**RECORDS TO USE:**
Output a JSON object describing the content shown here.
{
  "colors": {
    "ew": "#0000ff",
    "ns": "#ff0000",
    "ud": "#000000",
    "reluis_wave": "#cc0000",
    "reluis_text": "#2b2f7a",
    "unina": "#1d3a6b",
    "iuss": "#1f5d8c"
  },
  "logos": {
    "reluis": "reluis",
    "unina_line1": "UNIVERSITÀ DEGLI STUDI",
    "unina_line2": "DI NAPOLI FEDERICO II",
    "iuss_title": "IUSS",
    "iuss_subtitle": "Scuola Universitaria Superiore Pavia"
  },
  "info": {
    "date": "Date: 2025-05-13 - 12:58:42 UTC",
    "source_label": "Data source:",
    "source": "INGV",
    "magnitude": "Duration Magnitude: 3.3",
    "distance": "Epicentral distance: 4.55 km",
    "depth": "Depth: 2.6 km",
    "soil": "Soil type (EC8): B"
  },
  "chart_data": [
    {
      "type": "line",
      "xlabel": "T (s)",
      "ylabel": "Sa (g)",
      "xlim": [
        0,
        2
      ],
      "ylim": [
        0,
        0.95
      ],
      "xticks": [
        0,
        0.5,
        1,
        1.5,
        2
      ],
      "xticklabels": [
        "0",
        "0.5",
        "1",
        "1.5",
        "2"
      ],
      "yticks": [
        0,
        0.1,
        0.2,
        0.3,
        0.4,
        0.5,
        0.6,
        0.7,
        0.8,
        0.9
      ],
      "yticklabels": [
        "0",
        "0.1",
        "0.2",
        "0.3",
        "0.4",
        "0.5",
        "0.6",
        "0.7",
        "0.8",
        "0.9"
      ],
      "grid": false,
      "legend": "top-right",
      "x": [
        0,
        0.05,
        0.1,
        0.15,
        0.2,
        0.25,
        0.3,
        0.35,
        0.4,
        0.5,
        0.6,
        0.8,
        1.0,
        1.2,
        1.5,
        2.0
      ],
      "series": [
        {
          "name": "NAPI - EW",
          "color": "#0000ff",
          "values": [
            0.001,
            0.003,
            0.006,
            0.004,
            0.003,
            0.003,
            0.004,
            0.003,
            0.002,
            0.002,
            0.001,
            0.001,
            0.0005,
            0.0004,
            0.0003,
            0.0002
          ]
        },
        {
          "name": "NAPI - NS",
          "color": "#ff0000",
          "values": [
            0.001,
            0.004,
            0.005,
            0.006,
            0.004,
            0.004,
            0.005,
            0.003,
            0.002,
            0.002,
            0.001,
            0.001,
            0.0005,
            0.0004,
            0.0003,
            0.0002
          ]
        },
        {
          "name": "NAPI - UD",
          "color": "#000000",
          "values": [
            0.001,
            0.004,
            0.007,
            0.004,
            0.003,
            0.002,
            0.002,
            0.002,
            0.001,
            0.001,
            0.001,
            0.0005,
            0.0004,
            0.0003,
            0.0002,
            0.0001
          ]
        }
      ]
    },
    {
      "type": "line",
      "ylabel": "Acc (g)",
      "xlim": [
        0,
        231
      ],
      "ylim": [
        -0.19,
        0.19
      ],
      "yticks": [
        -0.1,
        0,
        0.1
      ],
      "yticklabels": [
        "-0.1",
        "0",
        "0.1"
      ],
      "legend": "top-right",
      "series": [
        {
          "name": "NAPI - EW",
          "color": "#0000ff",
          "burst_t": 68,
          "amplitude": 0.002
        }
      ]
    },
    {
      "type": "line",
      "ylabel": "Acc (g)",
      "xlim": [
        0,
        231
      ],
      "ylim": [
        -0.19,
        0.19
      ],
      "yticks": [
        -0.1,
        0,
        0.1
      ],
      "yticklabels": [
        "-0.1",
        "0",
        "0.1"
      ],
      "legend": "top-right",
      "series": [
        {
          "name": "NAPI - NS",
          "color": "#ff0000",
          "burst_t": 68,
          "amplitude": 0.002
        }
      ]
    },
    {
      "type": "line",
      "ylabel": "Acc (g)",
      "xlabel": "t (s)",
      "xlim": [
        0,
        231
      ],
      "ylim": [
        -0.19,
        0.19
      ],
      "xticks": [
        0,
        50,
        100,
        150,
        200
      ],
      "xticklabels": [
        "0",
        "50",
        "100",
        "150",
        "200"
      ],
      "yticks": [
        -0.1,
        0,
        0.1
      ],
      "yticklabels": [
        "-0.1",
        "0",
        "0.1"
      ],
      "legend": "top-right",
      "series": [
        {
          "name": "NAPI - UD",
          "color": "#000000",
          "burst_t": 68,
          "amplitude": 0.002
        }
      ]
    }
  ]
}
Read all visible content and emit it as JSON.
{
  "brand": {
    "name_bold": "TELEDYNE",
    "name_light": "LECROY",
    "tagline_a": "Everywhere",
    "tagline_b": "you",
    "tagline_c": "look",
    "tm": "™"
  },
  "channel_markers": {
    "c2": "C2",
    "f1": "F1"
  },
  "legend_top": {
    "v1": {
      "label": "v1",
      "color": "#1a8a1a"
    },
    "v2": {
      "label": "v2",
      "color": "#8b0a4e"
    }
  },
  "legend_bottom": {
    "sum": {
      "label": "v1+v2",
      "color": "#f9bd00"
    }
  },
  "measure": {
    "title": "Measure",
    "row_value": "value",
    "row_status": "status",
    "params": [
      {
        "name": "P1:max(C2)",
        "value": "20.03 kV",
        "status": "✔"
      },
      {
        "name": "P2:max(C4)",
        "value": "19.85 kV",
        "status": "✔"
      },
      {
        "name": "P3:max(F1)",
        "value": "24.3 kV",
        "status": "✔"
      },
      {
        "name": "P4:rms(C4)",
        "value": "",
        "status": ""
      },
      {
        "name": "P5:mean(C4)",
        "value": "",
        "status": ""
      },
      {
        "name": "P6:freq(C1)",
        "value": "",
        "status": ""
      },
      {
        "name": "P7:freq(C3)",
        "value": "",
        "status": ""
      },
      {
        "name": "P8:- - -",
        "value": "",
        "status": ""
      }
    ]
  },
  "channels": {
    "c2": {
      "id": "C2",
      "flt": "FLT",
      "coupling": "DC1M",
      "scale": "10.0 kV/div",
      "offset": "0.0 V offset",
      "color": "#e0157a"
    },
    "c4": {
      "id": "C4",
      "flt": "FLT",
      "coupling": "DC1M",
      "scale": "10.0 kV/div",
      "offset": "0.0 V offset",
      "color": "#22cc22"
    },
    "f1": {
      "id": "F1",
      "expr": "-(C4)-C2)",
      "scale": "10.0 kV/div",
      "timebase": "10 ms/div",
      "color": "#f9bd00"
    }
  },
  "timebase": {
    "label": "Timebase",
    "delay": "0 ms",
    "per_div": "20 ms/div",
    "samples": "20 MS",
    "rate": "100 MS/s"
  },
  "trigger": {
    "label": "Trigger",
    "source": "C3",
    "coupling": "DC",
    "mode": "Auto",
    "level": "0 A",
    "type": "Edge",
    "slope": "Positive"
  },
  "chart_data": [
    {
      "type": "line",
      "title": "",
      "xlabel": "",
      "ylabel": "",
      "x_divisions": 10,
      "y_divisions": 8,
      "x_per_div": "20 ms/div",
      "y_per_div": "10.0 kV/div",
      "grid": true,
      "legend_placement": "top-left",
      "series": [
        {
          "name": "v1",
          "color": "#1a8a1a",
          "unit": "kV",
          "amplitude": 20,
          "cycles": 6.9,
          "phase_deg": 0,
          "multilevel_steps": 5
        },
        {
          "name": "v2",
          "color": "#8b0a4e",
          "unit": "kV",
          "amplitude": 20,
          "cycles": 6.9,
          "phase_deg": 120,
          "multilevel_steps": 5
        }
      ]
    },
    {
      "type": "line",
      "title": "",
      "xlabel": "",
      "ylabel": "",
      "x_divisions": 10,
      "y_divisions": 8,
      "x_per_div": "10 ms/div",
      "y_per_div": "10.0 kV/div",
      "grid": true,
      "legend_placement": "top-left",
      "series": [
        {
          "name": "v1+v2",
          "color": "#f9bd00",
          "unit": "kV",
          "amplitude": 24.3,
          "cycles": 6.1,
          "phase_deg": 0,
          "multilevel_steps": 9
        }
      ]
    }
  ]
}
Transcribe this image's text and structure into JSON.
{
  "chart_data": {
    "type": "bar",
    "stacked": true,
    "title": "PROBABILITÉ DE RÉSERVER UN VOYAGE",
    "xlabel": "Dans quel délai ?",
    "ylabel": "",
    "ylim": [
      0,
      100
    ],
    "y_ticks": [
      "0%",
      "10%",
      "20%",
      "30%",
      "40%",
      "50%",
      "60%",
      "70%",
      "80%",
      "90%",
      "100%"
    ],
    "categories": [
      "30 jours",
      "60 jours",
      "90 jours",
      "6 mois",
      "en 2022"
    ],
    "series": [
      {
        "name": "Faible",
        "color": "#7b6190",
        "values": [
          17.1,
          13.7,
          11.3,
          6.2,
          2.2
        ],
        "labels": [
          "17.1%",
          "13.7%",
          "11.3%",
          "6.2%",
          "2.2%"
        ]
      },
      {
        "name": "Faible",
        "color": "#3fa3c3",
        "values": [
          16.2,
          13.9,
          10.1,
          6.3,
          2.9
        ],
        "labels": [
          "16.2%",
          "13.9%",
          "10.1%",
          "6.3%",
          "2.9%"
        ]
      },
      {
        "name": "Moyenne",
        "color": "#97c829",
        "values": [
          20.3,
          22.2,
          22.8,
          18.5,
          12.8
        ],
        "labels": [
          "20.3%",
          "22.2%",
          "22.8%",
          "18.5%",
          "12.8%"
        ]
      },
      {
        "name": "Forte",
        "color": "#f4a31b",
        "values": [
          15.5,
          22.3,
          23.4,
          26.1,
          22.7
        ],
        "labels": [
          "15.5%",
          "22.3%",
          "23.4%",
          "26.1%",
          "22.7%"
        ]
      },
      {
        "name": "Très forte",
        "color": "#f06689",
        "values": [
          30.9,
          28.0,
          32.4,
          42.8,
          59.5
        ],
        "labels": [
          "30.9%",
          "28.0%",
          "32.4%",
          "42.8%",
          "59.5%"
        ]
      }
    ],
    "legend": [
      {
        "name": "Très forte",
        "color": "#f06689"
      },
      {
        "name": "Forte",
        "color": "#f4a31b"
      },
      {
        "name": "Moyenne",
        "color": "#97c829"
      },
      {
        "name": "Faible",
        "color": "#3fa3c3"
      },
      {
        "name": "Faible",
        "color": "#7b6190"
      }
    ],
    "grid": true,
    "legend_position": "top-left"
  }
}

**EXERCISE OBJECTIVE:**
Count every line above that holds the string "grid" and give the total, nothing more.

**TASK RESPONSE:**
4